● **Consigne**:
D'après la critique de « La Passion du mal », depuis combien de temps Jean-Luc Ployé exerce-t-il le métier d'expert psychologue ? Répondez en une phrase, s'il vous plaît.

● **Texte source**:
↓↓↓

Essais
« La Passion du mal » de Jean-Luc Ployé avec Mathieu Livoreil : Regarder Fourniret dans les yeux

« La Passion du mal » de Jean-Luc Ployé avec Mathieu Livoreil : Regarder Fourniret dans les yeux

30 November 2022 | PAR Julien Coquet

Expert psychologue agréé par la Cour de cassation, Jean-Luc Ployé revient sur son métier, sa vie personnelle et certaines affaires qui l’ont particulièrement marqué.

Si le rôle des profilers est devenu célèbre, notamment grâce à la série Mindhunter, celui des experts psychologues l’est un peu moins. Dès les premières pages de La Passion du mal, Jean-Luc Ployé, qui exerce ce métier depuis quarante ans, revient sur les tâches qui lui sont confiées, avec pour principale mission l’écoute. Car Jean-Luc Ployé se situe des deux côtés de la barrière : l’expert psychologue est mandaté pour écouter et parler avec les criminels (Michel Fourniret et son épouse Monique Olivier, Francis Heaulme, Nordahl Lelandais…) mais également recueillir la parole des victimes afin de juger la véracité de celle-ci.

↑↑↑

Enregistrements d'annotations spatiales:

↓↓↓

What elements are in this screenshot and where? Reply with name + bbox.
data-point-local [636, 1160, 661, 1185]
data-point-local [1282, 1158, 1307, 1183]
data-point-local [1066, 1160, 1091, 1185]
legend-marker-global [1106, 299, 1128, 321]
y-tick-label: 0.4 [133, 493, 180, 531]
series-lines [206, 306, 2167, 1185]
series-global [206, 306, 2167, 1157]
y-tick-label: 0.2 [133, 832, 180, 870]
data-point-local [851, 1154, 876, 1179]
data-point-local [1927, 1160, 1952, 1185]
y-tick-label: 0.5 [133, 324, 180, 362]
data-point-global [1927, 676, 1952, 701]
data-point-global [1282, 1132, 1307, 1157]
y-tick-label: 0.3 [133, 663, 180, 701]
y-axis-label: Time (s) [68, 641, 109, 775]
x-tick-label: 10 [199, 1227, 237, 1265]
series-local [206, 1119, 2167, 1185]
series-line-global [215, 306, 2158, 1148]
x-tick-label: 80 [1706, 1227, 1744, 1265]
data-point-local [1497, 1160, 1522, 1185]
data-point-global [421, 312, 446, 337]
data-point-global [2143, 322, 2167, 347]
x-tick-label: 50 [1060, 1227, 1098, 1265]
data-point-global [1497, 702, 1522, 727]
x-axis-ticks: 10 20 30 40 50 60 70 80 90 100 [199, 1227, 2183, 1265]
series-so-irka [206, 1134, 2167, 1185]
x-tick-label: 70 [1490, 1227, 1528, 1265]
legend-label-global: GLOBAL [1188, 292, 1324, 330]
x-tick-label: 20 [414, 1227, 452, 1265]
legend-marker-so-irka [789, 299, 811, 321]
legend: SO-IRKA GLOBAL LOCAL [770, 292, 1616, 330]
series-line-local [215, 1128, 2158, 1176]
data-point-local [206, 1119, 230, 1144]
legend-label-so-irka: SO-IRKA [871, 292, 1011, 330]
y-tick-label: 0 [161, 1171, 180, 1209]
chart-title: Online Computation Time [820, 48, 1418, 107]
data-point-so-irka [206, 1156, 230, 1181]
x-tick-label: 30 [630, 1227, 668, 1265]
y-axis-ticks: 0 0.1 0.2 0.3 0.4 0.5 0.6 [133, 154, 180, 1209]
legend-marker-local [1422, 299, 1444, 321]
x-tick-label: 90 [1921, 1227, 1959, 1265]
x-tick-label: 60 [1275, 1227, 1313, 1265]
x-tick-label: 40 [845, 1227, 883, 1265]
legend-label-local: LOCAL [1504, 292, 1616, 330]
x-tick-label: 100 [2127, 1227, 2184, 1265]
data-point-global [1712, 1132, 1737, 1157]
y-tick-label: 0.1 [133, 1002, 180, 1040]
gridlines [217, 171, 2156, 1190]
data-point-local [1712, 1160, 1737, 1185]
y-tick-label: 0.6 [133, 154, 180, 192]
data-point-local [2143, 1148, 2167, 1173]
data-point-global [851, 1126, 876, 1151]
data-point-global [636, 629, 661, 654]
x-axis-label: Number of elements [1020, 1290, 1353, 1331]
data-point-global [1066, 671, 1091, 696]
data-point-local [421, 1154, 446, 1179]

↑↑↑

● **Réponse**:
Jean-Luc Ployé exerce ce métier depuis quarante ans.